▶ _SOURCE TEXT_:
Important information for German nationals wishing to apply for British citizenship

3 mins

Many EU countries allow their citizens to hold more than one nationality, especially where the nationalities are all European. However, the German government has announced that German nationals who wish to naturalise as British after the end of the Brexit transitional period on 31 December 2020 will not be able to retain their German nationality. After 31 December 2020, you can be German or you can be British but you can’t be both. The German government has conceded that any German national who applies for British citizenship before 31 December 2020 will be able to retain their German citizenship. The key point is that the application must have been submitted before 31 December 2020, it doesn’t necessarily have to have been decided. German nationals will need to show the German government that they have submitted and paid for their British nationality application before the deadline.  

In brief, in order to apply for British citizenship an individual must:

  • Have lived in the UK continuously and lawfully* for at least five years (three years if married to a British citizen)
  • Have been free from immigration control, either by having permanent residence, settled status or indefinite leave to remain for at least 12 months prior to making their application (this does not apply to individuals who are married to British citizens)
  • Not have been absent from the UK for more than 540 days in the last five years and 90 days in the last 12 months (270 days in the last three years and 90 days in the last 12 months if married to a British citizen)

▶ _STORED ROWS_:

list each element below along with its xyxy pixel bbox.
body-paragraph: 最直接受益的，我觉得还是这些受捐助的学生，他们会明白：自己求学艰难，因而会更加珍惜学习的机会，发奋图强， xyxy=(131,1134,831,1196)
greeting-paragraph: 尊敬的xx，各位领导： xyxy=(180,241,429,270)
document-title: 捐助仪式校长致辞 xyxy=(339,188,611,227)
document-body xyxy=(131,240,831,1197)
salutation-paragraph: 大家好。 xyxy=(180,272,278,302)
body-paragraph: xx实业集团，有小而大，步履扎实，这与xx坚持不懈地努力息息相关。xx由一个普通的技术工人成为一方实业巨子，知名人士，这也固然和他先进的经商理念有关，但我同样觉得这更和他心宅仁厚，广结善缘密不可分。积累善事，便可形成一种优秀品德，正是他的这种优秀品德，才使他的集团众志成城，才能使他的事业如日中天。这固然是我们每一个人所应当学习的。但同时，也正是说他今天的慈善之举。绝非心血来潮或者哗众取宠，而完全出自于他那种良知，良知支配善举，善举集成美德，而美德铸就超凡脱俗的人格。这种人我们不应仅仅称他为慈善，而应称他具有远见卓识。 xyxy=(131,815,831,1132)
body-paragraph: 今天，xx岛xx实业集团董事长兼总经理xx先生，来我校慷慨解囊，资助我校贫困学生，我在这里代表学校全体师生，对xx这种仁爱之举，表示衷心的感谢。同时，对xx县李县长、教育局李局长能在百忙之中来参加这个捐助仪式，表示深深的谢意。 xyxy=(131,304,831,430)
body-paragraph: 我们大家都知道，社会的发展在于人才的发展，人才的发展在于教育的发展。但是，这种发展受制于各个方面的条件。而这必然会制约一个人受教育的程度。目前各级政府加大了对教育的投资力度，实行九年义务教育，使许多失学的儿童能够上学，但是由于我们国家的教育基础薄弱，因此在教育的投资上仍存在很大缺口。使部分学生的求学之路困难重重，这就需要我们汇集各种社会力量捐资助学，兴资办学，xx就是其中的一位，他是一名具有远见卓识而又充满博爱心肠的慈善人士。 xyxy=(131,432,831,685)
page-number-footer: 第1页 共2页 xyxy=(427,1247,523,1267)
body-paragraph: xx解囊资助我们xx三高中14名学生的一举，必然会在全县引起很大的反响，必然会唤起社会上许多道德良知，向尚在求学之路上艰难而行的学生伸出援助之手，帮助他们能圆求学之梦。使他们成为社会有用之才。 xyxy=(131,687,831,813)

▶ _YOUR TASKS_:
a) Print the stretch of the article on British citizenship for German nationals from "In brief, in" through "months if married to a British citizen)".
b) According to the article on British citizenship for German nationals, how many years must an applicant married to a British citizen have lived in the UK?
c) Pick up the article on British citizenship for German nationals where it stops, and continue it.

▶ _TASK ANSWERS_:
a)
In brief, in order to apply for British citizenship an individual must:

  • Have lived in the UK continuously and lawfully* for at least five years (three years if married to a British citizen)
  • Have been free from immigration control, either by having permanent residence, settled status or indefinite leave to remain for at least 12 months prior to making their application (this does not apply to individuals who are married to British citizens)
  • Not have been absent from the UK for more than 540 days in the last five years and 90 days in the last 12 months (270 days in the last three years and 90 days in the last 12 months if married to a British citizen)

b) At least three years.

c)
  • Be of good character and in good financial standing
  • Be of sound mind
  • Have two referees who can vouch for their identity 

More information is available on our nationality FAQ page.

*It is also very important to note that any EU national who wishes to naturalise as British must have had lawful residence in the UK during the three / five year period they are relying on. For EU nationals this means that any time up until they were granted permanent residence or settled status they must have been a ‘qualified person’. Qualified people are those exercising Treaty rights in the UK by working, studying, being self-employed, self-sufficient or actively job seeking. Currently, students and self-sufficient people are also required to hold comprehensive sickness insurance (CSI), although this is being challenged in the courts by the European Commission. If an EU national was not a qualified person before obtaining settled status then they will not be able to rely on that period of residence to meet the three or five year requirement. An application to naturalise as British may still be made on a discretionary basis but we would strongly advise any individual in this situation to seek professional legal advice from an immigration specialist.